◆ Problem to solve: Copy every record below, exactly as written.

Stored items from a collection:
════════════════

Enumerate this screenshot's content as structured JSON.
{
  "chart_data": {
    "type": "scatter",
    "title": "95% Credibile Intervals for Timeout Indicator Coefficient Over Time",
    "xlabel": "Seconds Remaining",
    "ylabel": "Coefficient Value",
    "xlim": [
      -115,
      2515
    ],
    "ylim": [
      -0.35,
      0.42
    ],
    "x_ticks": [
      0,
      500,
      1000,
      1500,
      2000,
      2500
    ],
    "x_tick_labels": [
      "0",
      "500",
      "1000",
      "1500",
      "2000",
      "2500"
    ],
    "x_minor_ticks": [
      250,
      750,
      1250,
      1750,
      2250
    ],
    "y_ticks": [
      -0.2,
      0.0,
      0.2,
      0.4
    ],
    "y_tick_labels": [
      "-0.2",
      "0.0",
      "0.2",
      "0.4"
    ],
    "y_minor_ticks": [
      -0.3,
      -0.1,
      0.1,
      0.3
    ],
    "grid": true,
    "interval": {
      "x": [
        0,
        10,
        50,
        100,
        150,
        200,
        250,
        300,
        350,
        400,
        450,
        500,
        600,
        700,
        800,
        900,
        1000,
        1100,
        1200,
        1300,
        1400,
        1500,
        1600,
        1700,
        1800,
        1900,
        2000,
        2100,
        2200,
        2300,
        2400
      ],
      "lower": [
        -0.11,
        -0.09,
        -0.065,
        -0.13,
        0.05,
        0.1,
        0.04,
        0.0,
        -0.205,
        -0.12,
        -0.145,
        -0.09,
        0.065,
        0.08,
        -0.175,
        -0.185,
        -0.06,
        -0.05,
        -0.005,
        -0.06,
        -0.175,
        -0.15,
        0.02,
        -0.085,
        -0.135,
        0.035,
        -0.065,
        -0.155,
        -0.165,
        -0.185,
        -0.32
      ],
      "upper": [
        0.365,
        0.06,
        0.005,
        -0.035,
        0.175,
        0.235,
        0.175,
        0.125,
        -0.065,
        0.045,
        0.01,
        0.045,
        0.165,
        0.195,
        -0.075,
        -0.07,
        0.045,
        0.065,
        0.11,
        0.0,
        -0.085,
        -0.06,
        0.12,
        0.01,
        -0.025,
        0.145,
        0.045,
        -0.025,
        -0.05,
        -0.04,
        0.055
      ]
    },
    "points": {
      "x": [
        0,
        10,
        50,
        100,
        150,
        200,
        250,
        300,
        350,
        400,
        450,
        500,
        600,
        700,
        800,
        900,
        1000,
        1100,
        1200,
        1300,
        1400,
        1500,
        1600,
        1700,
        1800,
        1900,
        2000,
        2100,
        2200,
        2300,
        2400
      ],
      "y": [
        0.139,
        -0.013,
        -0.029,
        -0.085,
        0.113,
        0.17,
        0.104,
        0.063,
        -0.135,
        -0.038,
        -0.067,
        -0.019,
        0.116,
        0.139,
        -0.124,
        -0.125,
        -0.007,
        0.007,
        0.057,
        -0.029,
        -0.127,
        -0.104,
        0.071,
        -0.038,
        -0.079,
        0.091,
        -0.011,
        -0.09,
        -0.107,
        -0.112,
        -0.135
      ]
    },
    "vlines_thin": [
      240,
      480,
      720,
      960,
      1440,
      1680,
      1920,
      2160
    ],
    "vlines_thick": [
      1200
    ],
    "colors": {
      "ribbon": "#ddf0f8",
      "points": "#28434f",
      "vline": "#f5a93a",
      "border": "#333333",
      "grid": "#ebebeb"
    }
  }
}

════════════════

◆ Exercise solution:
Enumerate this screenshot's content as structured JSON.
{
  "chart_data": {
    "type": "scatter",
    "title": "95% Credibile Intervals for Timeout Indicator Coefficient Over Time",
    "xlabel": "Seconds Remaining",
    "ylabel": "Coefficient Value",
    "xlim": [
      -115,
      2515
    ],
    "ylim": [
      -0.35,
      0.42
    ],
    "x_ticks": [
      0,
      500,
      1000,
      1500,
      2000,
      2500
    ],
    "x_tick_labels": [
      "0",
      "500",
      "1000",
      "1500",
      "2000",
      "2500"
    ],
    "x_minor_ticks": [
      250,
      750,
      1250,
      1750,
      2250
    ],
    "y_ticks": [
      -0.2,
      0.0,
      0.2,
      0.4
    ],
    "y_tick_labels": [
      "-0.2",
      "0.0",
      "0.2",
      "0.4"
    ],
    "y_minor_ticks": [
      -0.3,
      -0.1,
      0.1,
      0.3
    ],
    "grid": true,
    "interval": {
      "x": [
        0,
        10,
        50,
        100,
        150,
        200,
        250,
        300,
        350,
        400,
        450,
        500,
        600,
        700,
        800,
        900,
        1000,
        1100,
        1200,
        1300,
        1400,
        1500,
        1600,
        1700,
        1800,
        1900,
        2000,
        2100,
        2200,
        2300,
        2400
      ],
      "lower": [
        -0.11,
        -0.09,
        -0.065,
        -0.13,
        0.05,
        0.1,
        0.04,
        0.0,
        -0.205,
        -0.12,
        -0.145,
        -0.09,
        0.065,
        0.08,
        -0.175,
        -0.185,
        -0.06,
        -0.05,
        -0.005,
        -0.06,
        -0.175,
        -0.15,
        0.02,
        -0.085,
        -0.135,
        0.035,
        -0.065,
        -0.155,
        -0.165,
        -0.185,
        -0.32
      ],
      "upper": [
        0.365,
        0.06,
        0.005,
        -0.035,
        0.175,
        0.235,
        0.175,
        0.125,
        -0.065,
        0.045,
        0.01,
        0.045,
        0.165,
        0.195,
        -0.075,
        -0.07,
        0.045,
        0.065,
        0.11,
        0.0,
        -0.085,
        -0.06,
        0.12,
        0.01,
        -0.025,
        0.145,
        0.045,
        -0.025,
        -0.05,
        -0.04,
        0.055
      ]
    },
    "points": {
      "x": [
        0,
        10,
        50,
        100,
        150,
        200,
        250,
        300,
        350,
        400,
        450,
        500,
        600,
        700,
        800,
        900,
        1000,
        1100,
        1200,
        1300,
        1400,
        1500,
        1600,
        1700,
        1800,
        1900,
        2000,
        2100,
        2200,
        2300,
        2400
      ],
      "y": [
        0.139,
        -0.013,
        -0.029,
        -0.085,
        0.113,
        0.17,
        0.104,
        0.063,
        -0.135,
        -0.038,
        -0.067,
        -0.019,
        0.116,
        0.139,
        -0.124,
        -0.125,
        -0.007,
        0.007,
        0.057,
        -0.029,
        -0.127,
        -0.104,
        0.071,
        -0.038,
        -0.079,
        0.091,
        -0.011,
        -0.09,
        -0.107,
        -0.112,
        -0.135
      ]
    },
    "vlines_thin": [
      240,
      480,
      720,
      960,
      1440,
      1680,
      1920,
      2160
    ],
    "vlines_thick": [
      1200
    ],
    "colors": {
      "ribbon": "#ddf0f8",
      "points": "#28434f",
      "vline": "#f5a93a",
      "border": "#333333",
      "grid": "#ebebeb"
    }
  }
}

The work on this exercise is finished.